*Task brief:* From the entries below, list each line with "便于浓盐酸顺利流下".

*Material:*
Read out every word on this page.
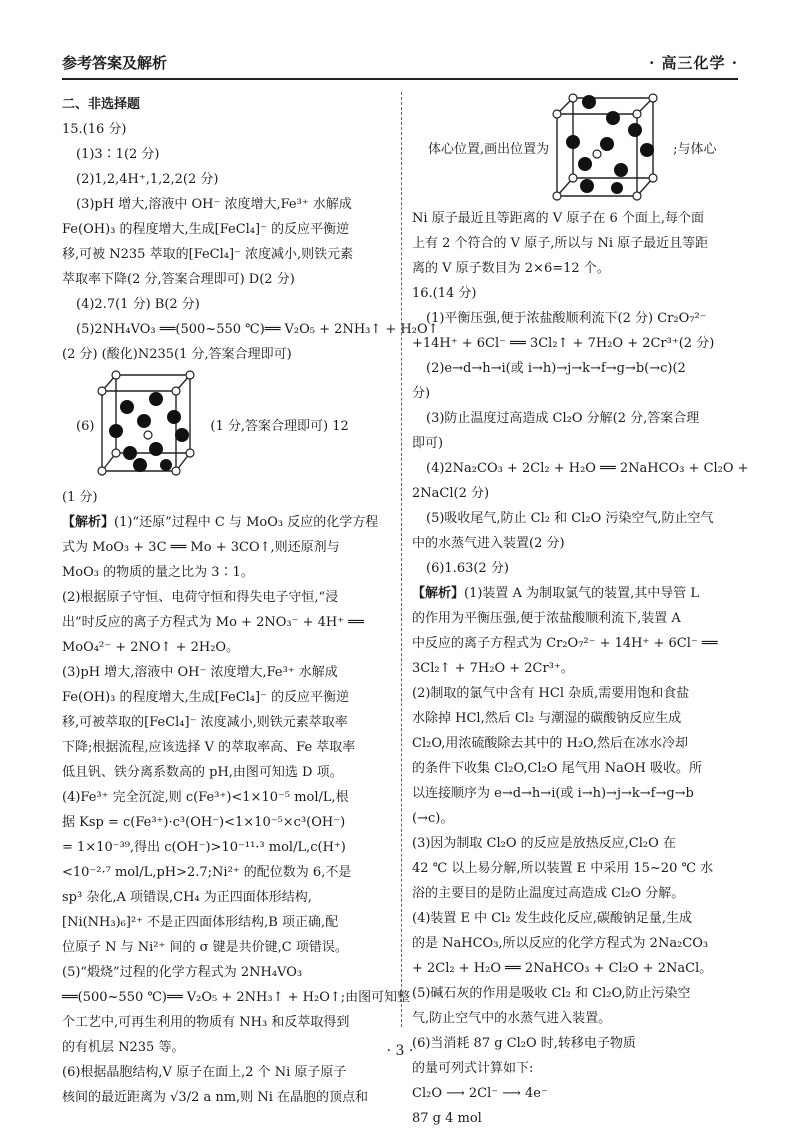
参考答案及解析	· 高三化学 ·
二、非选择题
15.(16 分)
(1)3∶1(2 分)
(2)1,2,4H⁺,1,2,2(2 分)
(3)pH 增大,溶液中 OH⁻ 浓度增大,Fe³⁺ 水解成
Fe(OH)₃ 的程度增大,生成[FeCl₄]⁻ 的反应平衡逆
移,可被 N235 萃取的[FeCl₄]⁻ 浓度减小,则铁元素
萃取率下降(2 分,答案合理即可) D(2 分)
(4)2.7(1 分) B(2 分)
(5)2NH₄VO₃ ══(500~550 ℃)══ V₂O₅ + 2NH₃↑ + H₂O↑
(2 分) (酸化)N235(1 分,答案合理即可)
(6)	(1 分,答案合理即可) 12
(1 分)
【解析】(1)“还原”过程中 C 与 MoO₃ 反应的化学方程
式为 MoO₃ + 3C ══ Mo + 3CO↑,则还原剂与
MoO₃ 的物质的量之比为 3∶1。
(2)根据原子守恒、电荷守恒和得失电子守恒,“浸
出”时反应的离子方程式为 Mo + 2NO₃⁻ + 4H⁺ ══
MoO₄²⁻ + 2NO↑ + 2H₂O。
(3)pH 增大,溶液中 OH⁻ 浓度增大,Fe³⁺ 水解成
Fe(OH)₃ 的程度增大,生成[FeCl₄]⁻ 的反应平衡逆
移,可被萃取的[FeCl₄]⁻ 浓度减小,则铁元素萃取率
下降;根据流程,应该选择 V 的萃取率高、Fe 萃取率
低且钒、铁分离系数高的 pH,由图可知选 D 项。
(4)Fe³⁺ 完全沉淀,则 c(Fe³⁺)<1×10⁻⁵ mol/L,根
据 Ksp = c(Fe³⁺)·c³(OH⁻)<1×10⁻⁵×c³(OH⁻)
= 1×10⁻³⁹,得出 c(OH⁻)>10⁻¹¹·³ mol/L,c(H⁺)
<10⁻²·⁷ mol/L,pH>2.7;Ni²⁺ 的配位数为 6,不是
sp³ 杂化,A 项错误,CH₄ 为正四面体形结构,
[Ni(NH₃)₆]²⁺ 不是正四面体形结构,B 项正确,配
位原子 N 与 Ni²⁺ 间的 σ 键是共价键,C 项错误。
(5)“煅烧”过程的化学方程式为 2NH₄VO₃
══(500~550 ℃)══ V₂O₅ + 2NH₃↑ + H₂O↑;由图可知整
个工艺中,可再生利用的物质有 NH₃ 和反萃取得到
的有机层 N235 等。
(6)根据晶胞结构,V 原子在面上,2 个 Ni 原子原子
核间的最近距离为 √3/2 a nm,则 Ni 在晶胞的顶点和
体心位置,画出位置为	;与体心
Ni 原子最近且等距离的 V 原子在 6 个面上,每个面
上有 2 个符合的 V 原子,所以与 Ni 原子最近且等距
离的 V 原子数目为 2×6=12 个。
16.(14 分)
(1)平衡压强,便于浓盐酸顺利流下(2 分) Cr₂O₇²⁻
+14H⁺ + 6Cl⁻ ══ 3Cl₂↑ + 7H₂O + 2Cr³⁺(2 分)
(2)e→d→h→i(或 i→h)→j→k→f→g→b(→c)(2
分)
(3)防止温度过高造成 Cl₂O 分解(2 分,答案合理
即可)
(4)2Na₂CO₃ + 2Cl₂ + H₂O ══ 2NaHCO₃ + Cl₂O +
2NaCl(2 分)
(5)吸收尾气,防止 Cl₂ 和 Cl₂O 污染空气,防止空气
中的水蒸气进入装置(2 分)
(6)1.63(2 分)
【解析】(1)装置 A 为制取氯气的装置,其中导管 L
的作用为平衡压强,便于浓盐酸顺利流下,装置 A
中反应的离子方程式为 Cr₂O₇²⁻ + 14H⁺ + 6Cl⁻ ══
3Cl₂↑ + 7H₂O + 2Cr³⁺。
(2)制取的氯气中含有 HCl 杂质,需要用饱和食盐
水除掉 HCl,然后 Cl₂ 与潮湿的碳酸钠反应生成
Cl₂O,用浓硫酸除去其中的 H₂O,然后在冰水冷却
的条件下收集 Cl₂O,Cl₂O 尾气用 NaOH 吸收。所
以连接顺序为 e→d→h→i(或 i→h)→j→k→f→g→b
(→c)。
(3)因为制取 Cl₂O 的反应是放热反应,Cl₂O 在
42 ℃ 以上易分解,所以装置 E 中采用 15~20 ℃ 水
浴的主要目的是防止温度过高造成 Cl₂O 分解。
(4)装置 E 中 Cl₂ 发生歧化反应,碳酸钠足量,生成
的是 NaHCO₃,所以反应的化学方程式为 2Na₂CO₃
+ 2Cl₂ + H₂O ══ 2NaHCO₃ + Cl₂O + 2NaCl。
(5)碱石灰的作用是吸收 Cl₂ 和 Cl₂O,防止污染空
气,防止空气中的水蒸气进入装置。
(6)当消耗 87 g Cl₂O 时,转移电子物质
的量可列式计算如下:
Cl₂O ⟶ 2Cl⁻ ⟶ 4e⁻
87 g 4 mol
· 3 ·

*Solution below:*
(1)平衡压强,便于浓盐酸顺利流下(2 分) Cr₂O₇²⁻
的作用为平衡压强,便于浓盐酸顺利流下,装置 A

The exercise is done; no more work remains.